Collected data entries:
....................

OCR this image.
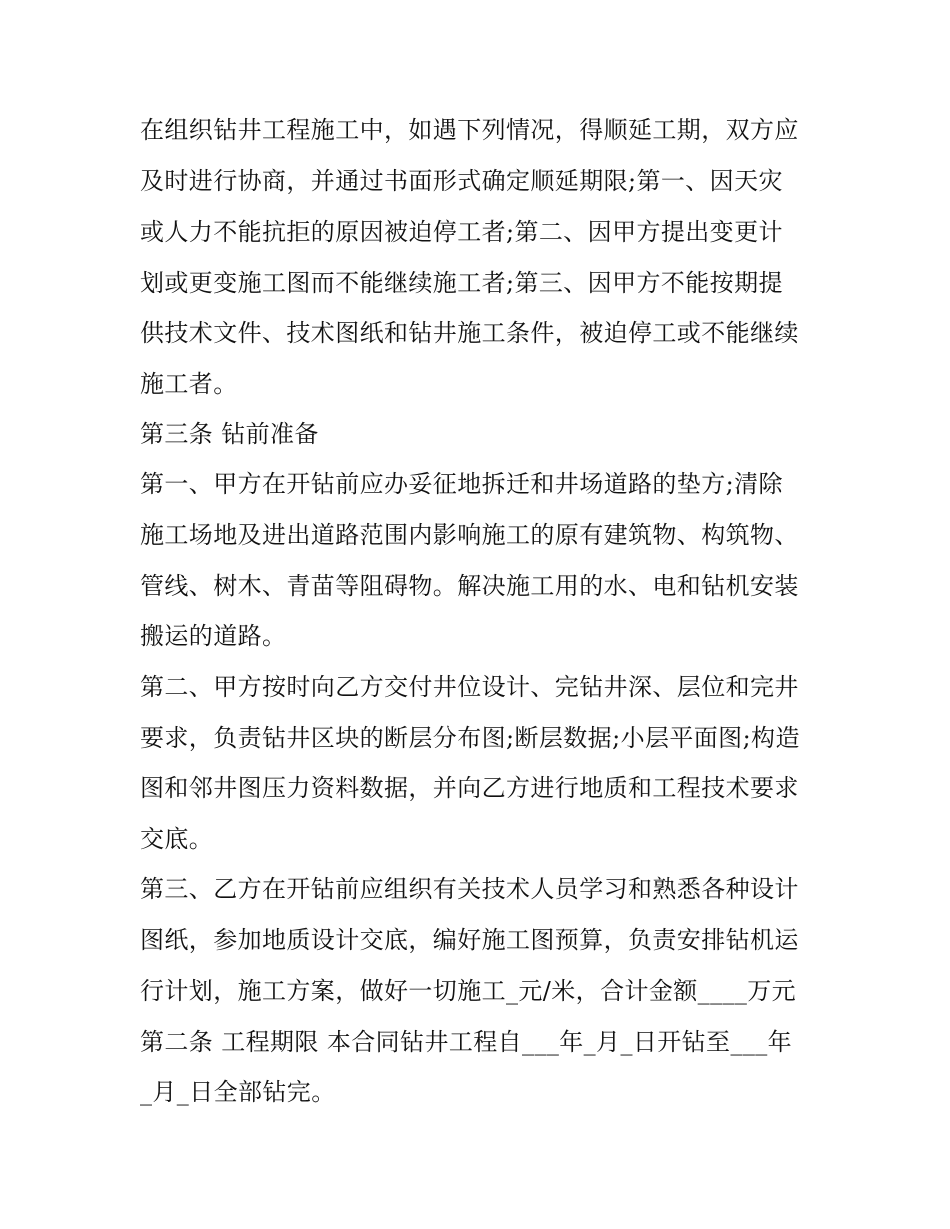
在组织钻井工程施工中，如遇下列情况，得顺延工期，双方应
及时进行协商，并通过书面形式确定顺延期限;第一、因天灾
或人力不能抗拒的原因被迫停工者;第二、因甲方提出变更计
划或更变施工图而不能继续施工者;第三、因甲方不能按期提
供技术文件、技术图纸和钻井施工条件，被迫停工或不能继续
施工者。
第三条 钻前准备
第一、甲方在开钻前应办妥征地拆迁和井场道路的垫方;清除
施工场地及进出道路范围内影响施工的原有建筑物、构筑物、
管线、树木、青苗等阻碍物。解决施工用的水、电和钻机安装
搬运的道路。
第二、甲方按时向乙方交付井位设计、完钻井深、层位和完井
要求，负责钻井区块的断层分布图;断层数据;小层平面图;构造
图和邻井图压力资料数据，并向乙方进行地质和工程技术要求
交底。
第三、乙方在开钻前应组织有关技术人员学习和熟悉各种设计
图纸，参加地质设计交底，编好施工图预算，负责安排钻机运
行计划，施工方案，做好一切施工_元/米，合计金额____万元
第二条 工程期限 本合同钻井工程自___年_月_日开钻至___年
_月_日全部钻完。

....................

Leave out the pictures and copy the rest of the material above exactly.

● **Answer for the task**
OCR this image.
在组织钻井工程施工中，如遇下列情况，得顺延工期，双方应
及时进行协商，并通过书面形式确定顺延期限;第一、因天灾
或人力不能抗拒的原因被迫停工者;第二、因甲方提出变更计
划或更变施工图而不能继续施工者;第三、因甲方不能按期提
供技术文件、技术图纸和钻井施工条件，被迫停工或不能继续
施工者。
第三条 钻前准备
第一、甲方在开钻前应办妥征地拆迁和井场道路的垫方;清除
施工场地及进出道路范围内影响施工的原有建筑物、构筑物、
管线、树木、青苗等阻碍物。解决施工用的水、电和钻机安装
搬运的道路。
第二、甲方按时向乙方交付井位设计、完钻井深、层位和完井
要求，负责钻井区块的断层分布图;断层数据;小层平面图;构造
图和邻井图压力资料数据，并向乙方进行地质和工程技术要求
交底。
第三、乙方在开钻前应组织有关技术人员学习和熟悉各种设计
图纸，参加地质设计交底，编好施工图预算，负责安排钻机运
行计划，施工方案，做好一切施工_元/米，合计金额____万元
第二条 工程期限 本合同钻井工程自___年_月_日开钻至___年
_月_日全部钻完。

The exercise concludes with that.